TEXT PASSAGE:
============================================================

It was as if a weight had lifted from me. I wasn’t broken. I didn’t need to be fixed. I could just be me. I cannot describe the relief.

The first tentative steps of unmasking involved sharing this new understanding with others. But who? My nuclear family – husband and offspring. Four of my closest friends – two in real-life and two online.
Over time the number grew to include my parents and in-laws, a couple of people who I guessed were also on the spectrum, and finally a tiny number of people who needed to know because of my own unmasking; “No, I’m sorry I can’t come out at short notice. I’m autistic. I need plenty of warning and it needs to be somewhere quiet and not too busy”.

To begin with this level of unmasking was fine, in fact it was more than fine. It was miraculous. I could let go of the ever-present anxiety of being found out as a fraud. I could stop dreaming-up acceptable reasons for not going out (illness, another meeting, something in my diary). I promised myself that from that point on I would be honest with those who knew (it’s too short notice, I can’t face people today, I haven’t got any words today).
I already had a pretty small group of friends. That group got smaller; some by my choice, some by their choice.
The other area of rationalisation was online. For a while there I’d lived a pseudo social-life, with a fair number of Facebook ‘friends’, Twitter followers, membership of active forums, and some semblance of being a ‘normal’ person who could interact with others. Online is great. It gives me time to think and process before I reply. As time went on though I had less and less energy to give and less and less patience with the this-doesn’t-change-anything nature of shouting into the bucket that can be social media, so I let go there, too.

For a while the anxiety lifted; the depression lifted. I loved my unmasking. I could just be me.

Now I’m into the next layer of taking the mask off and it’s way tougher. It requires looking at the real me. A me I don’t really know because of all the layers of the mask.
I recently went camping with girlfriends. Usually when we do this, it’s part of a festival of some sort, with opportunities to go do other things than just hang with friends. On each of those other occasions I’ve been mute by the last day and needing time alone afterwards to recover.
This year we were camping only, with no festival and all its distractions. I had all my strategies thought out and in fact I was still able to speak now and then on the way home. But only just. Still, I congratulated myself.

============================================================

EXERCISE INSTRUCTIONS:
[1] According to the passage on unmasking, what does being online give the writer?
[2] List the acceptable reasons for not going out that the writer used to invent, as given in the passage on unmasking.
The lines after the passage on unmasking have nothing to do with it.

============================================================

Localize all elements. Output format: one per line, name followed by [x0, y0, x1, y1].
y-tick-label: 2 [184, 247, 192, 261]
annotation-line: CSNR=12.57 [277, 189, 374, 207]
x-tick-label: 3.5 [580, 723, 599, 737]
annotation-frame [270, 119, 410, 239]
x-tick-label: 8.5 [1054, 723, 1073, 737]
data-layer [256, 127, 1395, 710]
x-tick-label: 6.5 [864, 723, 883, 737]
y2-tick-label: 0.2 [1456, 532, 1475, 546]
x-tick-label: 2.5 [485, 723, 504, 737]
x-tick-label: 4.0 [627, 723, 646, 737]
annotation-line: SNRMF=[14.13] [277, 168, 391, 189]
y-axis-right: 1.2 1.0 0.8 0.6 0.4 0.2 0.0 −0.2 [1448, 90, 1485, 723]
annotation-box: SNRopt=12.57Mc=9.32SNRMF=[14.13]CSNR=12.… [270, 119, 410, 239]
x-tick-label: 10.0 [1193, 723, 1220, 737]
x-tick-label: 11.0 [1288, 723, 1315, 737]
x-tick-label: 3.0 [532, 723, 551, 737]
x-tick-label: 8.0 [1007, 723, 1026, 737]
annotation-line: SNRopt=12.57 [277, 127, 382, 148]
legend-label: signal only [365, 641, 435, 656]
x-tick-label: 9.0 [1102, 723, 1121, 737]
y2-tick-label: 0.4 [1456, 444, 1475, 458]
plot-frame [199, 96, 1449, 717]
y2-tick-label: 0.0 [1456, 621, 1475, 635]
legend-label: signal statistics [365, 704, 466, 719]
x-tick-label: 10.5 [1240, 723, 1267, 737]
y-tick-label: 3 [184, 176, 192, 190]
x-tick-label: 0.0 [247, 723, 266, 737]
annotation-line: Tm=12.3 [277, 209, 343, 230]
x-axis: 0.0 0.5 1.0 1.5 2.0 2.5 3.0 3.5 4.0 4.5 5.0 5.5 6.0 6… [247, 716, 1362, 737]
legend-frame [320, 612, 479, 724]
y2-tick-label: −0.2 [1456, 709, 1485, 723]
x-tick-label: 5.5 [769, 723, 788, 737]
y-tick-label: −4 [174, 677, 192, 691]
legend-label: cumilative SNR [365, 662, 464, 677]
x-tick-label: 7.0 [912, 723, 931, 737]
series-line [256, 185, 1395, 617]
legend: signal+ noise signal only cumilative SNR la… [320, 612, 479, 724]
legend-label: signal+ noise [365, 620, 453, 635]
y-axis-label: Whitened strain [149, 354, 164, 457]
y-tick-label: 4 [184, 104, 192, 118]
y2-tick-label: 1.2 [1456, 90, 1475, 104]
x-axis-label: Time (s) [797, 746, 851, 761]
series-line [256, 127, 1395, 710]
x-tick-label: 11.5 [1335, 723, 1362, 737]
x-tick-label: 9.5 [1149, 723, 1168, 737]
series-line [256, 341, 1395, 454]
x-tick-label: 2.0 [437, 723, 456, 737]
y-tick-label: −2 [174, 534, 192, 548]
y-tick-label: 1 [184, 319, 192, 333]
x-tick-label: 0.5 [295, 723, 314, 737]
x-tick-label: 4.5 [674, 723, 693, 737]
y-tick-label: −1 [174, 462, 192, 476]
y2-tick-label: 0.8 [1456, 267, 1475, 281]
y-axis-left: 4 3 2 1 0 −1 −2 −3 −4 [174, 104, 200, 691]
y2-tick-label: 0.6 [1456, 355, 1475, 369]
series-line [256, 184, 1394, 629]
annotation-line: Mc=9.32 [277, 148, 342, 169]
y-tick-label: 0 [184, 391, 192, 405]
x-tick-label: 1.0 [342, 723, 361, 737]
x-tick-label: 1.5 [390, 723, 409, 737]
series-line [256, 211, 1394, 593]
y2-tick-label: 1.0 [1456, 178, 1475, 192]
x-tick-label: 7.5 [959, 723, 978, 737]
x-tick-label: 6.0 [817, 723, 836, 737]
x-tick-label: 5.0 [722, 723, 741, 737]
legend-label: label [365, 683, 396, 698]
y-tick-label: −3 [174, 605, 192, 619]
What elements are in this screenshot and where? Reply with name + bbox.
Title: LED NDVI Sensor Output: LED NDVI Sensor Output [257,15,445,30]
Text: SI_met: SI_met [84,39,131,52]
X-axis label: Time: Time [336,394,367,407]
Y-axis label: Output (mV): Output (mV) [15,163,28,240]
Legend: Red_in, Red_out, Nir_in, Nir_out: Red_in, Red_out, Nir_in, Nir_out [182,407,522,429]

============================================================

OUTPUTS IN ORDER:
[1] It gives the writer time to think and process before replying.

[2]
- Illness
- Another meeting
- Something in the diary